**STATED GOAL**
Please pull out everything in the records from the line containing "497, 1207, 537]" down to the line containing "browser-toolbar: 127.0.0.1:5500/HomeWork/Seminar_3_4_5/ A", both lines included, and repeat it unchanged.

**MATERIAL FOR THE TASK**
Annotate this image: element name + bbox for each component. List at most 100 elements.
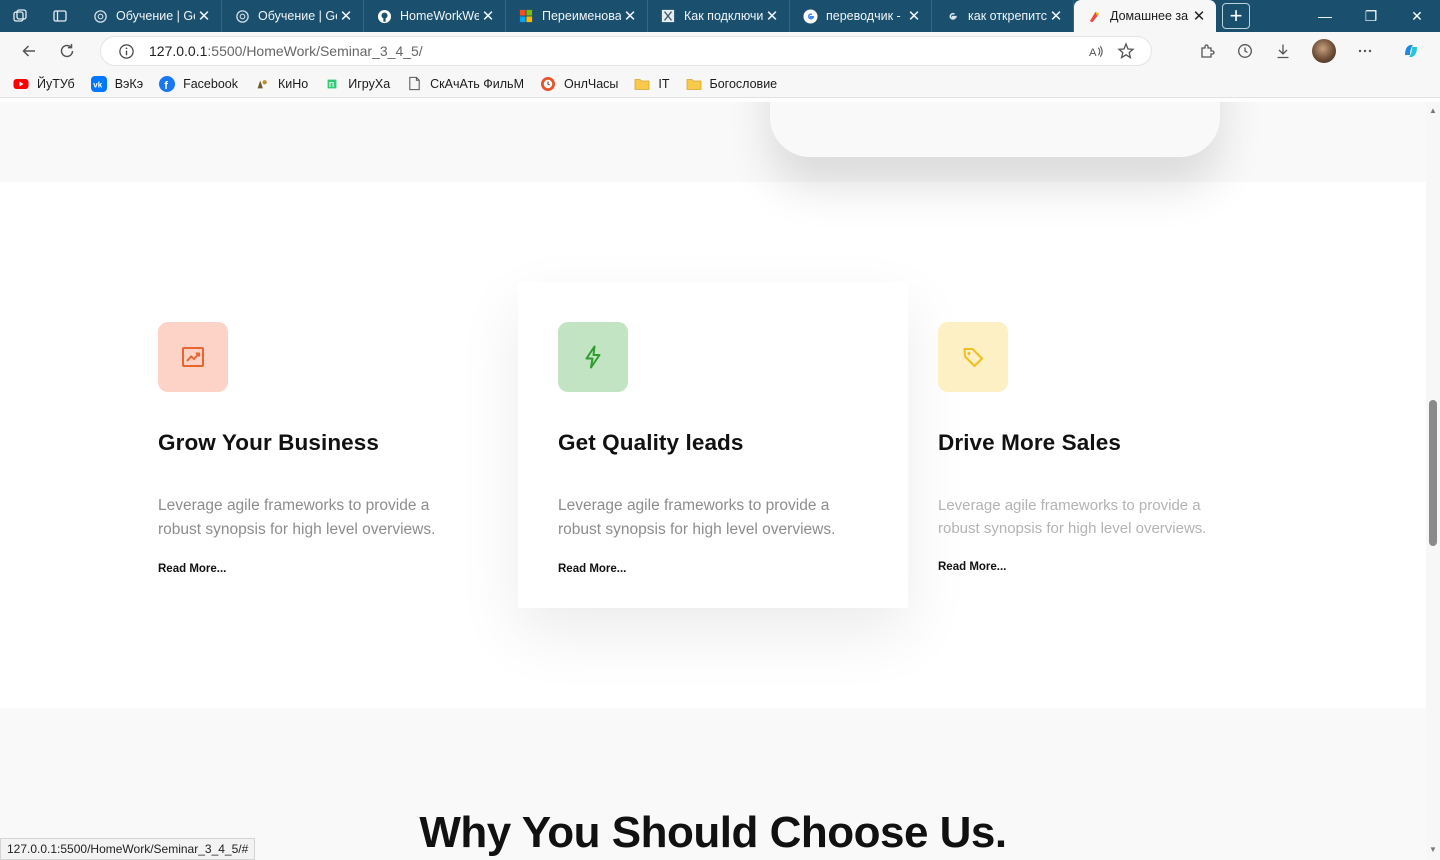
card-text: Leverage agile frameworks to provide a r… — [938, 497, 1207, 537]
back-arrow-icon — [22, 45, 35, 57]
vk-icon: vk — [90, 75, 107, 92]
favorite-film[interactable]: СкАчАть ФильМ — [406, 76, 524, 92]
browser-tab[interactable]: Переименова ✕ — [506, 0, 648, 32]
tab-strip: Обучение | Ge ✕ Обучение | Ge ✕ HomeWork… — [0, 0, 1440, 32]
extensions-button[interactable] — [1190, 36, 1224, 66]
favorite-label: СкАчАть ФильМ — [430, 76, 524, 91]
favorite-kino[interactable]: КиНо — [254, 76, 308, 92]
favorite-star-icon[interactable] — [1111, 38, 1141, 64]
favorite-youtube[interactable]: ЙуТУб — [13, 76, 75, 92]
svg-text:f: f — [164, 80, 168, 92]
more-dots-icon — [1358, 49, 1372, 53]
close-tab-icon[interactable]: ✕ — [1047, 7, 1065, 25]
close-tab-icon[interactable]: ✕ — [479, 7, 497, 25]
minimize-icon[interactable]: — — [1302, 0, 1348, 32]
page-scrollbar[interactable]: ▲ ▼ — [1426, 102, 1440, 860]
kino-icon — [254, 76, 270, 92]
refresh-button[interactable] — [50, 36, 84, 66]
history-icon — [1238, 44, 1252, 58]
tab-title: Как подключи — [684, 9, 763, 23]
downloads-button[interactable] — [1266, 36, 1300, 66]
scrollbar-thumb[interactable] — [1429, 400, 1437, 546]
download-icon — [1277, 44, 1289, 59]
google-favicon-icon — [944, 8, 960, 24]
favorite-game[interactable]: П ИгруХа — [324, 76, 390, 92]
browser-tab[interactable]: Как подключи ✕ — [648, 0, 790, 32]
browser-toolbar: 127.0.0.1:5500/HomeWork/Seminar_3_4_5/ A — [0, 32, 1440, 70]
url-text[interactable]: 127.0.0.1:5500/HomeWork/Seminar_3_4_5/ — [149, 43, 1081, 59]
browser-tab[interactable]: как открепитс ✕ — [932, 0, 1074, 32]
close-tab-icon[interactable]: ✕ — [337, 7, 355, 25]
puzzle-icon — [1201, 44, 1215, 58]
browser-tab[interactable]: HomeWorkWe ✕ — [364, 0, 506, 32]
previous-section-band — [0, 102, 1426, 182]
favorite-clock[interactable]: ОнлЧасы — [540, 76, 618, 92]
tab-title: Обучение | Ge — [116, 9, 195, 23]
tab-actions-button[interactable] — [40, 0, 80, 32]
svg-text:vk: vk — [93, 80, 102, 89]
close-tab-icon[interactable]: ✕ — [195, 7, 213, 25]
tag-icon — [938, 322, 1008, 392]
tab-actions-icon — [53, 10, 67, 22]
page-viewport: Grow Your Business Leverage agile framew… — [0, 102, 1426, 860]
read-aloud-icon[interactable]: A — [1081, 38, 1111, 64]
card-text: Leverage agile frameworks to provide a r… — [558, 497, 836, 538]
browser-tab-active[interactable]: Домашнее за ✕ — [1074, 0, 1216, 32]
favorite-label: ВэКэ — [114, 76, 144, 91]
favorite-label: КиНо — [278, 76, 309, 91]
scroll-up-icon[interactable]: ▲ — [1429, 107, 1437, 115]
favorite-label: ИгруХа — [348, 76, 391, 91]
youtube-icon — [13, 76, 29, 92]
read-more-link[interactable]: Read More... — [158, 563, 226, 575]
browser-tab[interactable]: переводчик - ✕ — [790, 0, 932, 32]
feature-card-grow: Grow Your Business Leverage agile framew… — [118, 282, 508, 608]
new-tab-button[interactable]: + — [1222, 3, 1250, 29]
tab-title: как открепитс — [968, 9, 1047, 23]
tab-title: переводчик - — [826, 9, 901, 23]
close-tab-icon[interactable]: ✕ — [763, 7, 781, 25]
more-menu-button[interactable] — [1348, 36, 1382, 66]
feature-card-leads: Get Quality leads Leverage agile framewo… — [518, 282, 908, 608]
feature-card-sales: Drive More Sales Leverage agile framewor… — [898, 282, 1288, 608]
site-info-icon[interactable] — [117, 42, 135, 60]
back-button[interactable] — [12, 36, 46, 66]
gear-favicon-icon — [234, 8, 250, 24]
favorite-label: ОнлЧасы — [563, 76, 619, 91]
tab-title: HomeWorkWe — [400, 9, 479, 23]
copilot-button[interactable] — [1394, 36, 1428, 66]
address-bar[interactable]: 127.0.0.1:5500/HomeWork/Seminar_3_4_5/ A — [100, 36, 1152, 66]
read-more-link[interactable]: Read More... — [938, 561, 1006, 573]
browser-tab[interactable]: Обучение | Ge ✕ — [80, 0, 222, 32]
workspaces-button[interactable] — [0, 0, 40, 32]
history-button[interactable] — [1228, 36, 1262, 66]
close-tab-icon[interactable]: ✕ — [621, 7, 639, 25]
favorite-label: Facebook — [183, 76, 238, 91]
card-text: Leverage agile frameworks to provide a r… — [158, 497, 436, 538]
scroll-down-icon[interactable]: ▼ — [1429, 846, 1437, 854]
card-title: Get Quality leads — [558, 430, 744, 455]
profile-avatar[interactable] — [1312, 39, 1336, 63]
favorite-label: IT — [658, 76, 670, 91]
close-tab-icon[interactable]: ✕ — [905, 7, 923, 25]
favorite-vk[interactable]: vk ВэКэ — [90, 75, 144, 92]
favorite-facebook[interactable]: f Facebook — [159, 75, 238, 92]
chart-up-icon — [158, 322, 228, 392]
github-favicon-icon — [376, 8, 392, 24]
copilot-icon — [1405, 45, 1417, 57]
game-icon: П — [324, 76, 340, 92]
favorite-folder-theology[interactable]: Богословие — [686, 76, 777, 92]
status-url-tooltip: 127.0.0.1:5500/HomeWork/Seminar_3_4_5/# — [0, 838, 256, 860]
read-more-link[interactable]: Read More... — [558, 563, 626, 575]
tab-title: Домашнее за — [1110, 9, 1189, 23]
browser-tab[interactable]: Обучение | Ge ✕ — [222, 0, 364, 32]
restore-icon[interactable]: ❐ — [1348, 0, 1394, 32]
window-controls: — ❐ ✕ — [1302, 0, 1440, 32]
close-tab-icon[interactable]: ✕ — [1190, 7, 1208, 25]
workspaces-icon — [13, 9, 27, 22]
card-title: Drive More Sales — [938, 430, 1121, 455]
tab-title: Переименова — [542, 9, 621, 23]
favorite-folder-it[interactable]: IT — [634, 76, 670, 92]
tab-title: Обучение | Ge — [258, 9, 337, 23]
favorites-bar: ЙуТУб vk ВэКэ f Facebook КиНо П ИгруХа С… — [0, 70, 1440, 98]
close-window-icon[interactable]: ✕ — [1394, 0, 1440, 32]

**PROBLEM SOLUTION**
card-text: Leverage agile frameworks to provide a r… — [938, 497, 1207, 537]
back-arrow-icon — [22, 45, 35, 57]
vk-icon: vk — [90, 75, 107, 92]
favorite-film[interactable]: СкАчАть ФильМ — [406, 76, 524, 92]
browser-tab[interactable]: Переименова ✕ — [506, 0, 648, 32]
tab-strip: Обучение | Ge ✕ Обучение | Ge ✕ HomeWork… — [0, 0, 1440, 32]
extensions-button[interactable] — [1190, 36, 1224, 66]
favorite-label: СкАчАть ФильМ — [430, 76, 524, 91]
favorite-kino[interactable]: КиНо — [254, 76, 308, 92]
favorite-star-icon[interactable] — [1111, 38, 1141, 64]
favorite-youtube[interactable]: ЙуТУб — [13, 76, 75, 92]
svg-text:f: f — [164, 80, 168, 92]
more-dots-icon — [1358, 49, 1372, 53]
close-tab-icon[interactable]: ✕ — [1047, 7, 1065, 25]
close-tab-icon[interactable]: ✕ — [479, 7, 497, 25]
minimize-icon[interactable]: — — [1302, 0, 1348, 32]
page-scrollbar[interactable]: ▲ ▼ — [1426, 102, 1440, 860]
kino-icon — [254, 76, 270, 92]
refresh-button[interactable] — [50, 36, 84, 66]
history-icon — [1238, 44, 1252, 58]
tab-title: Как подключи — [684, 9, 763, 23]
downloads-button[interactable] — [1266, 36, 1300, 66]
scrollbar-thumb[interactable] — [1429, 400, 1437, 546]
download-icon — [1277, 44, 1289, 59]
google-favicon-icon — [944, 8, 960, 24]
favorite-game[interactable]: П ИгруХа — [324, 76, 390, 92]
browser-tab[interactable]: Как подключи ✕ — [648, 0, 790, 32]
browser-toolbar: 127.0.0.1:5500/HomeWork/Seminar_3_4_5/ A — [0, 32, 1440, 70]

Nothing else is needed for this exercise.